• Directions:
Repeat the data exactly. Pictures stay out.

══ Available data

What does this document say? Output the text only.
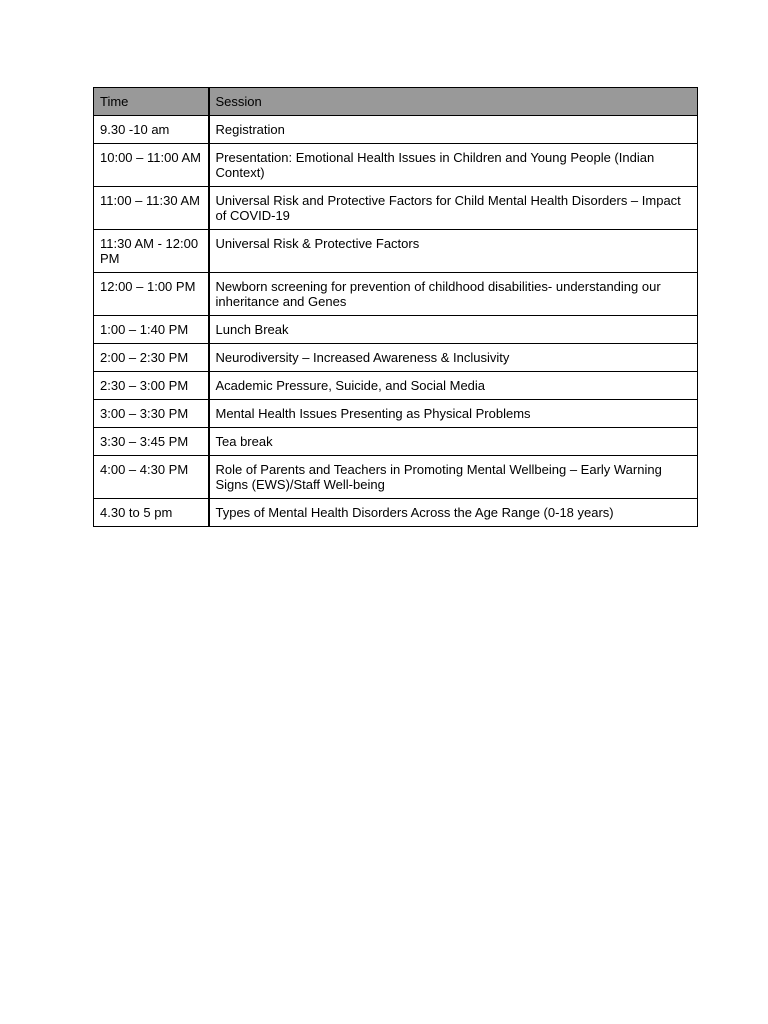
Time	Session
9.30 -10 am	Registration
10:00 – 11:00 AM	Presentation: Emotional Health Issues in Children and Young People (Indian Context)
11:00 – 11:30 AM	Universal Risk and Protective Factors for Child Mental Health Disorders – Impact of COVID-19
11:30 AM - 12:00 PM	Universal Risk & Protective Factors
12:00 – 1:00 PM	Newborn screening for prevention of childhood disabilities- understanding our inheritance and Genes
1:00 – 1:40 PM	Lunch Break
2:00 – 2:30 PM	Neurodiversity – Increased Awareness & Inclusivity
2:30 – 3:00 PM	Academic Pressure, Suicide, and Social Media
3:00 – 3:30 PM	Mental Health Issues Presenting as Physical Problems
3:30 – 3:45 PM	Tea break
4:00 – 4:30 PM	Role of Parents and Teachers in Promoting Mental Wellbeing – Early Warning Signs (EWS)/Staff Well-being
4.30 to 5 pm	Types of Mental Health Disorders Across the Age Range (0-18 years)
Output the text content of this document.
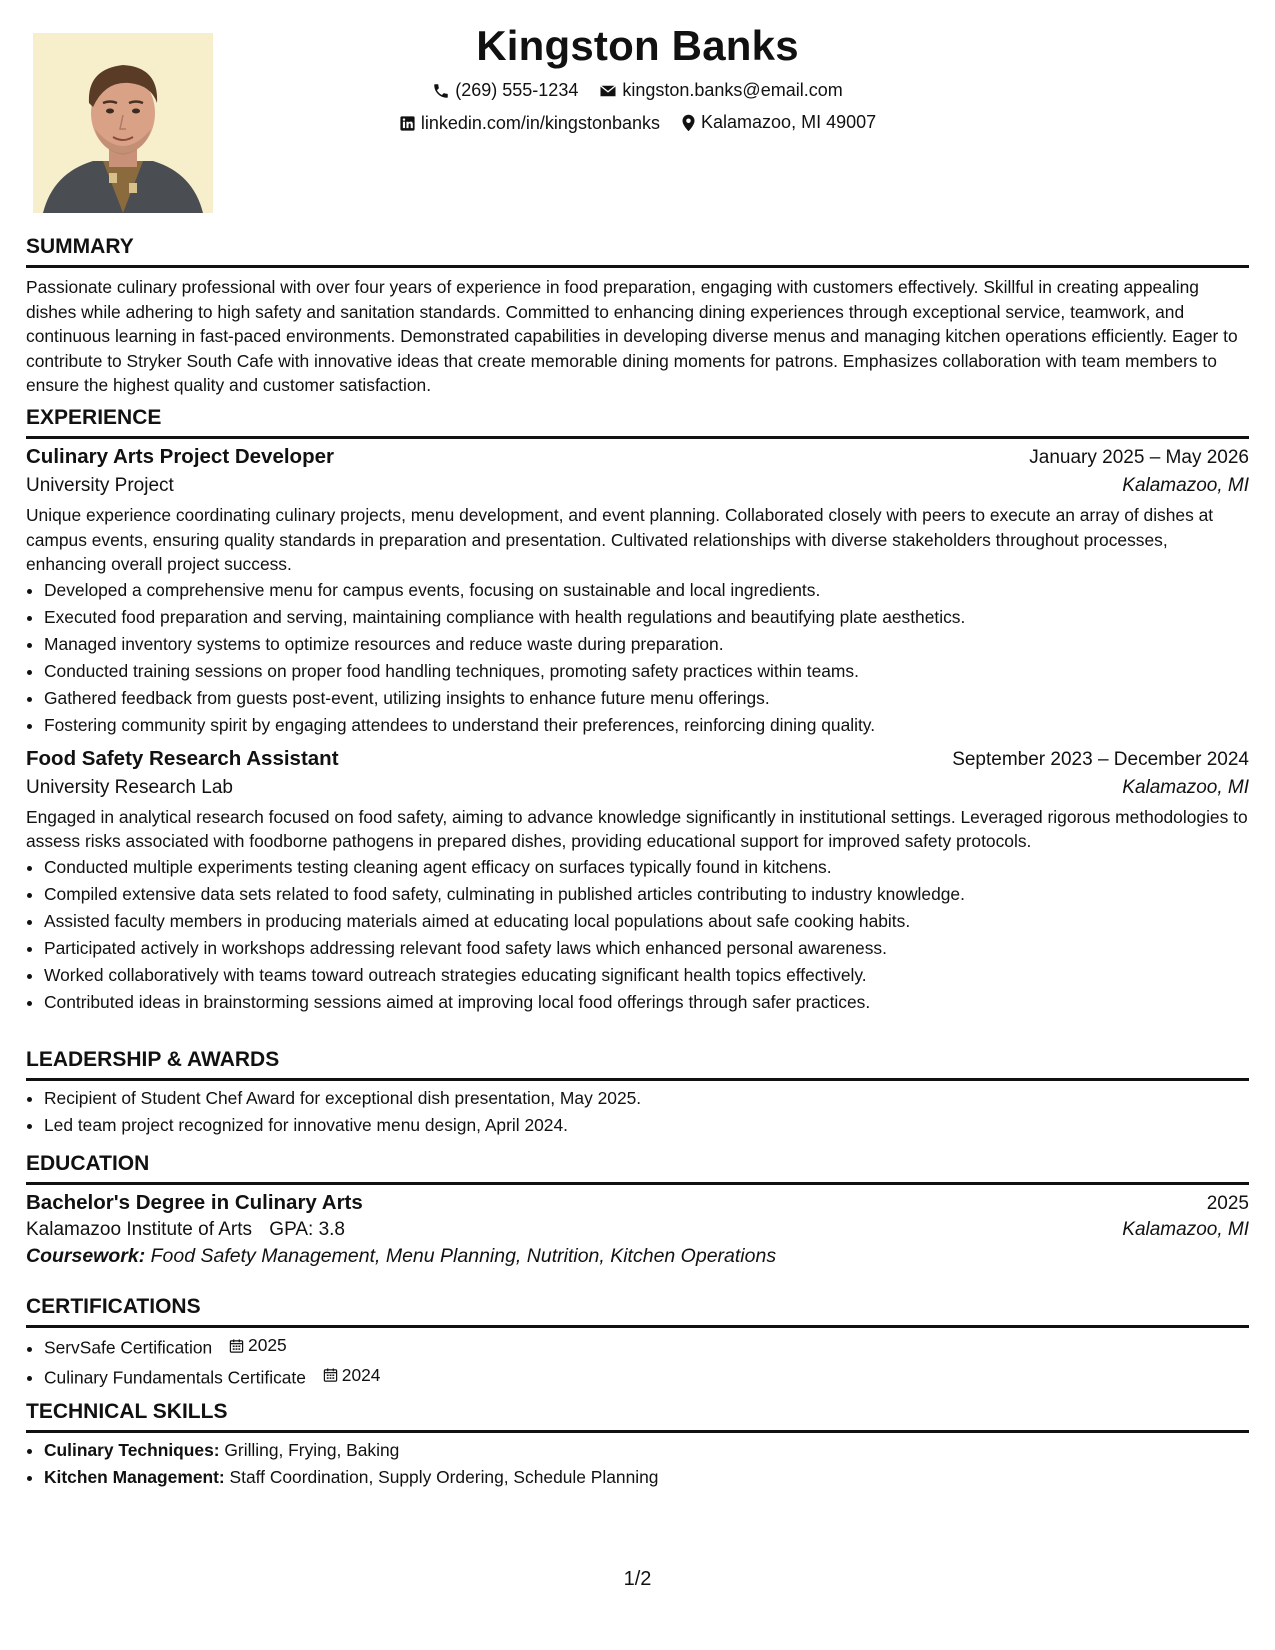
Kingston Banks
(269) 555-1234
kingston.banks@email.com
linkedin.com/in/kingstonbanks
Kalamazoo, MI 49007
SUMMARY

Passionate culinary professional with over four years of experience in food preparation, engaging with customers effectively. Skillful in creating appealing dishes while adhering to high safety and sanitation standards. Committed to enhancing dining experiences through exceptional service, teamwork, and continuous learning in fast-paced environments. Demonstrated capabilities in developing diverse menus and managing kitchen operations efficiently. Eager to contribute to Stryker South Cafe with innovative ideas that create memorable dining moments for patrons. Emphasizes collaboration with team members to ensure the highest quality and customer satisfaction.

EXPERIENCE
Culinary Arts Project Developer	January 2025 – May 2026
University Project	Kalamazoo, MI

Unique experience coordinating culinary projects, menu development, and event planning. Collaborated closely with peers to execute an array of dishes at campus events, ensuring quality standards in preparation and presentation. Cultivated relationships with diverse stakeholders throughout processes, enhancing overall project success.

• Developed a comprehensive menu for campus events, focusing on sustainable and local ingredients.
• Executed food preparation and serving, maintaining compliance with health regulations and beautifying plate aesthetics.
• Managed inventory systems to optimize resources and reduce waste during preparation.
• Conducted training sessions on proper food handling techniques, promoting safety practices within teams.
• Gathered feedback from guests post-event, utilizing insights to enhance future menu offerings.
• Fostering community spirit by engaging attendees to understand their preferences, reinforcing dining quality.
Food Safety Research Assistant	September 2023 – December 2024
University Research Lab	Kalamazoo, MI

Engaged in analytical research focused on food safety, aiming to advance knowledge significantly in institutional settings. Leveraged rigorous methodologies to assess risks associated with foodborne pathogens in prepared dishes, providing educational support for improved safety protocols.

• Conducted multiple experiments testing cleaning agent efficacy on surfaces typically found in kitchens.
• Compiled extensive data sets related to food safety, culminating in published articles contributing to industry knowledge.
• Assisted faculty members in producing materials aimed at educating local populations about safe cooking habits.
• Participated actively in workshops addressing relevant food safety laws which enhanced personal awareness.
• Worked collaboratively with teams toward outreach strategies educating significant health topics effectively.
• Contributed ideas in brainstorming sessions aimed at improving local food offerings through safer practices.
LEADERSHIP & AWARDS
• Recipient of Student Chef Award for exceptional dish presentation, May 2025.
• Led team project recognized for innovative menu design, April 2024.
EDUCATION
Bachelor's Degree in Culinary Arts	2025
Kalamazoo Institute of Arts GPA: 3.8	Kalamazoo, MI
Coursework: Food Safety Management, Menu Planning, Nutrition, Kitchen Operations
CERTIFICATIONS
• ServSafe Certification 2025
• Culinary Fundamentals Certificate 2024
TECHNICAL SKILLS
• Culinary Techniques: Grilling, Frying, Baking
• Kitchen Management: Staff Coordination, Supply Ordering, Schedule Planning
1/2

════

• Task answer:
What does this document say? Output the text only.
Time	Session
9.30 -10 am	Registration
10:00 – 11:00 AM	Presentation: Emotional Health Issues in Children and Young People (Indian Context)
11:00 – 11:30 AM	Universal Risk and Protective Factors for Child Mental Health Disorders – Impact of COVID-19
11:30 AM - 12:00 PM	Universal Risk & Protective Factors
12:00 – 1:00 PM	Newborn screening for prevention of childhood disabilities- understanding our inheritance and Genes
1:00 – 1:40 PM	Lunch Break
2:00 – 2:30 PM	Neurodiversity – Increased Awareness & Inclusivity
2:30 – 3:00 PM	Academic Pressure, Suicide, and Social Media
3:00 – 3:30 PM	Mental Health Issues Presenting as Physical Problems
3:30 – 3:45 PM	Tea break
4:00 – 4:30 PM	Role of Parents and Teachers in Promoting Mental Wellbeing – Early Warning Signs (EWS)/Staff Well-being
4.30 to 5 pm	Types of Mental Health Disorders Across the Age Range (0-18 years)
Output the text content of this document.
Kingston Banks
(269) 555-1234
kingston.banks@email.com
linkedin.com/in/kingstonbanks
Kalamazoo, MI 49007
SUMMARY

Passionate culinary professional with over four years of experience in food preparation, engaging with customers effectively. Skillful in creating appealing dishes while adhering to high safety and sanitation standards. Committed to enhancing dining experiences through exceptional service, teamwork, and continuous learning in fast-paced environments. Demonstrated capabilities in developing diverse menus and managing kitchen operations efficiently. Eager to contribute to Stryker South Cafe with innovative ideas that create memorable dining moments for patrons. Emphasizes collaboration with team members to ensure the highest quality and customer satisfaction.

EXPERIENCE
Culinary Arts Project Developer	January 2025 – May 2026
University Project	Kalamazoo, MI

Unique experience coordinating culinary projects, menu development, and event planning. Collaborated closely with peers to execute an array of dishes at campus events, ensuring quality standards in preparation and presentation. Cultivated relationships with diverse stakeholders throughout processes, enhancing overall project success.

• Developed a comprehensive menu for campus events, focusing on sustainable and local ingredients.
• Executed food preparation and serving, maintaining compliance with health regulations and beautifying plate aesthetics.
• Managed inventory systems to optimize resources and reduce waste during preparation.
• Conducted training sessions on proper food handling techniques, promoting safety practices within teams.
• Gathered feedback from guests post-event, utilizing insights to enhance future menu offerings.
• Fostering community spirit by engaging attendees to understand their preferences, reinforcing dining quality.
Food Safety Research Assistant	September 2023 – December 2024
University Research Lab	Kalamazoo, MI

Engaged in analytical research focused on food safety, aiming to advance knowledge significantly in institutional settings. Leveraged rigorous methodologies to assess risks associated with foodborne pathogens in prepared dishes, providing educational support for improved safety protocols.

• Conducted multiple experiments testing cleaning agent efficacy on surfaces typically found in kitchens.
• Compiled extensive data sets related to food safety, culminating in published articles contributing to industry knowledge.
• Assisted faculty members in producing materials aimed at educating local populations about safe cooking habits.
• Participated actively in workshops addressing relevant food safety laws which enhanced personal awareness.
• Worked collaboratively with teams toward outreach strategies educating significant health topics effectively.
• Contributed ideas in brainstorming sessions aimed at improving local food offerings through safer practices.
LEADERSHIP & AWARDS
• Recipient of Student Chef Award for exceptional dish presentation, May 2025.
• Led team project recognized for innovative menu design, April 2024.
EDUCATION
Bachelor's Degree in Culinary Arts	2025
Kalamazoo Institute of Arts GPA: 3.8	Kalamazoo, MI
Coursework: Food Safety Management, Menu Planning, Nutrition, Kitchen Operations
CERTIFICATIONS
• ServSafe Certification 2025
• Culinary Fundamentals Certificate 2024
TECHNICAL SKILLS
• Culinary Techniques: Grilling, Frying, Baking
• Kitchen Management: Staff Coordination, Supply Ordering, Schedule Planning
1/2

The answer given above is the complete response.